◆ **Work instructions**
Single out the lines of the material that contain "الأموات" and copy them.
# # #
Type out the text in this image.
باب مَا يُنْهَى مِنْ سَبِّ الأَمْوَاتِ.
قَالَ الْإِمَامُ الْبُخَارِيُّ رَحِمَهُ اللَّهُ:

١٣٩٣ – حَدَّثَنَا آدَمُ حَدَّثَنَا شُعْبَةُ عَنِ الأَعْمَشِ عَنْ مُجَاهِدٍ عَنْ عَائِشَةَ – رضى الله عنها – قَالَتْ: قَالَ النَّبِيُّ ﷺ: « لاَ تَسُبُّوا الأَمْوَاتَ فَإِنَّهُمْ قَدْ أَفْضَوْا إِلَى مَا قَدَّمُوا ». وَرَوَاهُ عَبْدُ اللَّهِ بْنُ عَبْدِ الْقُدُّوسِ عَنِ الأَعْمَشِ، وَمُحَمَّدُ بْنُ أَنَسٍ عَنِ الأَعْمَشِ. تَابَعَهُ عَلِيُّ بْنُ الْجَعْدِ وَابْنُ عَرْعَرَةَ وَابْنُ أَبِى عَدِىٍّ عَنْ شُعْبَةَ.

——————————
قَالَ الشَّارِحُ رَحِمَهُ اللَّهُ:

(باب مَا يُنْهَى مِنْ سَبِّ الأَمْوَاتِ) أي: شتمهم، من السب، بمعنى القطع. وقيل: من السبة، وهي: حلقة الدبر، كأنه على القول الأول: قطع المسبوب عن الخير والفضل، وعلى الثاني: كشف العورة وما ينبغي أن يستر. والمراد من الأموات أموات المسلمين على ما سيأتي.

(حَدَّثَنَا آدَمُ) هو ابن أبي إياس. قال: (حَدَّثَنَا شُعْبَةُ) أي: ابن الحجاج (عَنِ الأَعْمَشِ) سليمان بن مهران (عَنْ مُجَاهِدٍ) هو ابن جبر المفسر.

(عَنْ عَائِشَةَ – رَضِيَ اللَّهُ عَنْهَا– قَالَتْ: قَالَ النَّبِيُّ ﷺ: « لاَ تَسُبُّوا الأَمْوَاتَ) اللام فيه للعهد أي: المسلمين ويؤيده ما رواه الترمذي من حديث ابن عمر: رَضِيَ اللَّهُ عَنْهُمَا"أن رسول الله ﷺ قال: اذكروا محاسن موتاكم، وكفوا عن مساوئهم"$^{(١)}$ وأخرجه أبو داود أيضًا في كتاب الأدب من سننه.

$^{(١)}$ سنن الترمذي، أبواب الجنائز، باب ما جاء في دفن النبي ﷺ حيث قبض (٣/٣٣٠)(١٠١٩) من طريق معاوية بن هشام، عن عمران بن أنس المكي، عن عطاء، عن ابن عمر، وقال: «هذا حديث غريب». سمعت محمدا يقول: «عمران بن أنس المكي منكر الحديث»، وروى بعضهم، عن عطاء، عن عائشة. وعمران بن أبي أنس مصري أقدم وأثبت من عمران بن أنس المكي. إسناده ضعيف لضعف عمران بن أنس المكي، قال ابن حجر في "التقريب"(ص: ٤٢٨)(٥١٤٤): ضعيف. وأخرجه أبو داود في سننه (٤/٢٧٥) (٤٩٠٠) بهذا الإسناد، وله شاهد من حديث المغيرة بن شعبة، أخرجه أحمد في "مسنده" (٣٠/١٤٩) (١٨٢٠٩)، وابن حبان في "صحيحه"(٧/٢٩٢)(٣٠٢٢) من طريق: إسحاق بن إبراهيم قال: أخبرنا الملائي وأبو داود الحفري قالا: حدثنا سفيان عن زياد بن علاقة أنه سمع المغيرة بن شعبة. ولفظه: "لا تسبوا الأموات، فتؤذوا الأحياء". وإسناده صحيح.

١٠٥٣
# # #
◆ **Written answer**
(باب مَا يُنْهَى مِنْ سَبِّ الأَمْوَاتِ) أي: شتمهم، من السب، بمعنى القطع. وقيل: من السبة، وهي: حلقة الدبر، كأنه على القول الأول: قطع المسبوب عن الخير والفضل، وعلى الثاني: كشف العورة وما ينبغي أن يستر. والمراد من الأموات أموات المسلمين على ما سيأتي.
$^{(١)}$ سنن الترمذي، أبواب الجنائز، باب ما جاء في دفن النبي ﷺ حيث قبض (٣/٣٣٠)(١٠١٩) من طريق معاوية بن هشام، عن عمران بن أنس المكي، عن عطاء، عن ابن عمر، وقال: «هذا حديث غريب». سمعت محمدا يقول: «عمران بن أنس المكي منكر الحديث»، وروى بعضهم، عن عطاء، عن عائشة. وعمران بن أبي أنس مصري أقدم وأثبت من عمران بن أنس المكي. إسناده ضعيف لضعف عمران بن أنس المكي، قال ابن حجر في "التقريب"(ص: ٤٢٨)(٥١٤٤): ضعيف. وأخرجه أبو داود في سننه (٤/٢٧٥) (٤٩٠٠) بهذا الإسناد، وله شاهد من حديث المغيرة بن شعبة، أخرجه أحمد في "مسنده" (٣٠/١٤٩) (١٨٢٠٩)، وابن حبان في "صحيحه"(٧/٢٩٢)(٣٠٢٢) من طريق: إسحاق بن إبراهيم قال: أخبرنا الملائي وأبو داود الحفري قالا: حدثنا سفيان عن زياد بن علاقة أنه سمع المغيرة بن شعبة. ولفظه: "لا تسبوا الأموات، فتؤذوا الأحياء". وإسناده صحيح.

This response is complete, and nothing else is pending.